Records =>
########
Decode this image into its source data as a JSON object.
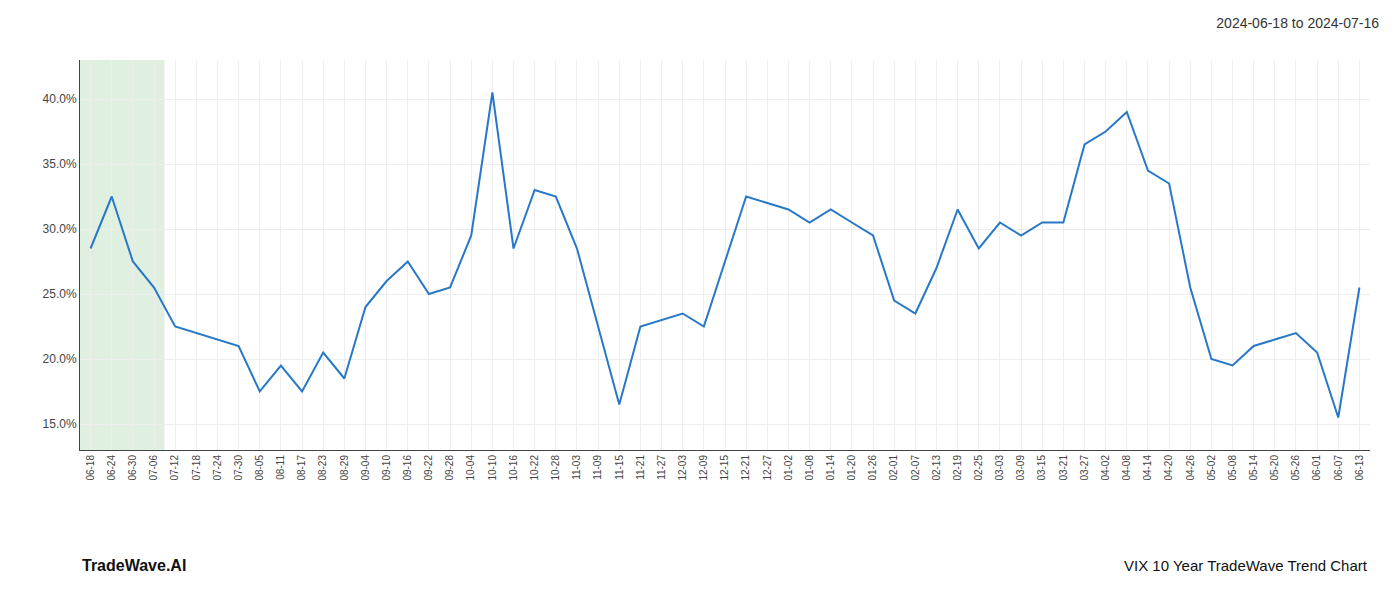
{
  "chart_data": {
    "type": "line",
    "title": "2024-06-18 to 2024-07-16",
    "annotations": [
      "TradeWave.AI",
      "VIX 10 Year TradeWave Trend Chart"
    ],
    "color": "#2878c8",
    "grid": true,
    "ylim": [
      13.0,
      43.0
    ],
    "yticks": [
      {
        "value": 15.0,
        "label": "15.0%"
      },
      {
        "value": 20.0,
        "label": "20.0%"
      },
      {
        "value": 25.0,
        "label": "25.0%"
      },
      {
        "value": 30.0,
        "label": "30.0%"
      },
      {
        "value": 35.0,
        "label": "35.0%"
      },
      {
        "value": 40.0,
        "label": "40.0%"
      }
    ],
    "shade": {
      "start": "06-18",
      "end": "07-06",
      "color": "#e0f0e0"
    },
    "categories": [
      "06-18",
      "06-24",
      "06-30",
      "07-06",
      "07-12",
      "07-18",
      "07-24",
      "07-30",
      "08-05",
      "08-11",
      "08-17",
      "08-23",
      "08-29",
      "09-04",
      "09-10",
      "09-16",
      "09-22",
      "09-28",
      "10-04",
      "10-10",
      "10-16",
      "10-22",
      "10-28",
      "11-03",
      "11-09",
      "11-15",
      "11-21",
      "11-27",
      "12-03",
      "12-09",
      "12-15",
      "12-21",
      "12-27",
      "01-02",
      "01-08",
      "01-14",
      "01-20",
      "01-26",
      "02-01",
      "02-07",
      "02-13",
      "02-19",
      "02-25",
      "03-03",
      "03-09",
      "03-15",
      "03-21",
      "03-27",
      "04-02",
      "04-08",
      "04-14",
      "04-20",
      "04-26",
      "05-02",
      "05-08",
      "05-14",
      "05-20",
      "05-26",
      "06-01",
      "06-07",
      "06-13"
    ],
    "values": [
      28.5,
      32.5,
      27.5,
      25.5,
      22.5,
      22.0,
      21.5,
      21.0,
      17.5,
      19.5,
      17.5,
      20.5,
      18.5,
      24.0,
      26.0,
      27.5,
      25.0,
      25.5,
      29.5,
      40.5,
      28.5,
      33.0,
      32.5,
      28.5,
      22.5,
      16.5,
      22.5,
      23.0,
      23.5,
      22.5,
      27.5,
      32.5,
      32.0,
      31.5,
      30.5,
      31.5,
      30.5,
      29.5,
      24.5,
      23.5,
      27.0,
      31.5,
      28.5,
      30.5,
      29.5,
      30.5,
      30.5,
      36.5,
      37.5,
      39.0,
      34.5,
      33.5,
      25.5,
      20.0,
      19.5,
      21.0,
      21.5,
      22.0,
      20.5,
      15.5,
      25.5
    ]
  }
}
########
Copy every line of the listing that includes the string "label".

        "label": "15.0%"
        "label": "20.0%"
        "label": "25.0%"
        "label": "30.0%"
        "label": "35.0%"
        "label": "40.0%"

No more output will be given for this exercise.